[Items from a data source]
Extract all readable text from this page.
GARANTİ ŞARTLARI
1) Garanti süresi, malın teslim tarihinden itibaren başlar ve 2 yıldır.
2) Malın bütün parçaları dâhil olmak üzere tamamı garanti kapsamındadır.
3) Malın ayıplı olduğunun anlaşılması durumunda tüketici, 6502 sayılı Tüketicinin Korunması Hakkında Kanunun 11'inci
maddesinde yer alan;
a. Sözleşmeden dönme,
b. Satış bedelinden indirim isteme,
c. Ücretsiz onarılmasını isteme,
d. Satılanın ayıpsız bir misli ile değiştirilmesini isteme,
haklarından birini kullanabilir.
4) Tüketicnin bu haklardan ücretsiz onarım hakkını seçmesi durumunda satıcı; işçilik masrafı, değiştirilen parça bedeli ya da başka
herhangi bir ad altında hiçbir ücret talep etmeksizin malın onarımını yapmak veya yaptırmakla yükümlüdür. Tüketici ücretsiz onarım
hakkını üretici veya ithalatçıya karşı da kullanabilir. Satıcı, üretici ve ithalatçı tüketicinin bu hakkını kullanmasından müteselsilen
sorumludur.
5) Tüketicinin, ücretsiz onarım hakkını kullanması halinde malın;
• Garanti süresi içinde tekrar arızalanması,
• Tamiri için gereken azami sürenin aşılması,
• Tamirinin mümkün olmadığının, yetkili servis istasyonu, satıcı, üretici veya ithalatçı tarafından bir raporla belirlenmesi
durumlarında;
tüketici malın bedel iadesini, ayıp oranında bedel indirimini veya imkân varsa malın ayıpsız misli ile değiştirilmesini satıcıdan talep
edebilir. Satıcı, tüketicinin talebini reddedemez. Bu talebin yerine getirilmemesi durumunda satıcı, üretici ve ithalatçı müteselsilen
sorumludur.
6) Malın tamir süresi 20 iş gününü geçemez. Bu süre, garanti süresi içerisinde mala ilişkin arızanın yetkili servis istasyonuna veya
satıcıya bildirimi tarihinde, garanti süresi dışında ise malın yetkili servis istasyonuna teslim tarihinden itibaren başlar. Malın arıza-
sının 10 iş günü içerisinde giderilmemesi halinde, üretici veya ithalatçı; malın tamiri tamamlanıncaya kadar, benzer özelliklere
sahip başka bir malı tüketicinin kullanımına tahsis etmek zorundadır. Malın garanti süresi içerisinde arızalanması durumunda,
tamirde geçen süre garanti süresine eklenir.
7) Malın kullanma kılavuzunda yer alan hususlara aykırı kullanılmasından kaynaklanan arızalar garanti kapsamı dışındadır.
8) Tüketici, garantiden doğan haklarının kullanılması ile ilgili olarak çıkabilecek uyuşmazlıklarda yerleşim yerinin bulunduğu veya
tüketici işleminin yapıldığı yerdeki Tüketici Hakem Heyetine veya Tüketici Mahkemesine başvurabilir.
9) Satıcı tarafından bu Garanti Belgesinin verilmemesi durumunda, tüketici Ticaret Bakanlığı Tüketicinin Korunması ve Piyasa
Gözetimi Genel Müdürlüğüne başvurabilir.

Brief →
Transcribe all entries exactly as they are given.

Problem solution →
Extract all readable text from this page.
GARANTİ ŞARTLARI
1) Garanti süresi, malın teslim tarihinden itibaren başlar ve 2 yıldır.
2) Malın bütün parçaları dâhil olmak üzere tamamı garanti kapsamındadır.
3) Malın ayıplı olduğunun anlaşılması durumunda tüketici, 6502 sayılı Tüketicinin Korunması Hakkında Kanunun 11'inci
maddesinde yer alan;
a. Sözleşmeden dönme,
b. Satış bedelinden indirim isteme,
c. Ücretsiz onarılmasını isteme,
d. Satılanın ayıpsız bir misli ile değiştirilmesini isteme,
haklarından birini kullanabilir.
4) Tüketicnin bu haklardan ücretsiz onarım hakkını seçmesi durumunda satıcı; işçilik masrafı, değiştirilen parça bedeli ya da başka
herhangi bir ad altında hiçbir ücret talep etmeksizin malın onarımını yapmak veya yaptırmakla yükümlüdür. Tüketici ücretsiz onarım
hakkını üretici veya ithalatçıya karşı da kullanabilir. Satıcı, üretici ve ithalatçı tüketicinin bu hakkını kullanmasından müteselsilen
sorumludur.
5) Tüketicinin, ücretsiz onarım hakkını kullanması halinde malın;
• Garanti süresi içinde tekrar arızalanması,
• Tamiri için gereken azami sürenin aşılması,
• Tamirinin mümkün olmadığının, yetkili servis istasyonu, satıcı, üretici veya ithalatçı tarafından bir raporla belirlenmesi
durumlarında;
tüketici malın bedel iadesini, ayıp oranında bedel indirimini veya imkân varsa malın ayıpsız misli ile değiştirilmesini satıcıdan talep
edebilir. Satıcı, tüketicinin talebini reddedemez. Bu talebin yerine getirilmemesi durumunda satıcı, üretici ve ithalatçı müteselsilen
sorumludur.
6) Malın tamir süresi 20 iş gününü geçemez. Bu süre, garanti süresi içerisinde mala ilişkin arızanın yetkili servis istasyonuna veya
satıcıya bildirimi tarihinde, garanti süresi dışında ise malın yetkili servis istasyonuna teslim tarihinden itibaren başlar. Malın arıza-
sının 10 iş günü içerisinde giderilmemesi halinde, üretici veya ithalatçı; malın tamiri tamamlanıncaya kadar, benzer özelliklere
sahip başka bir malı tüketicinin kullanımına tahsis etmek zorundadır. Malın garanti süresi içerisinde arızalanması durumunda,
tamirde geçen süre garanti süresine eklenir.
7) Malın kullanma kılavuzunda yer alan hususlara aykırı kullanılmasından kaynaklanan arızalar garanti kapsamı dışındadır.
8) Tüketici, garantiden doğan haklarının kullanılması ile ilgili olarak çıkabilecek uyuşmazlıklarda yerleşim yerinin bulunduğu veya
tüketici işleminin yapıldığı yerdeki Tüketici Hakem Heyetine veya Tüketici Mahkemesine başvurabilir.
9) Satıcı tarafından bu Garanti Belgesinin verilmemesi durumunda, tüketici Ticaret Bakanlığı Tüketicinin Korunması ve Piyasa
Gözetimi Genel Müdürlüğüne başvurabilir.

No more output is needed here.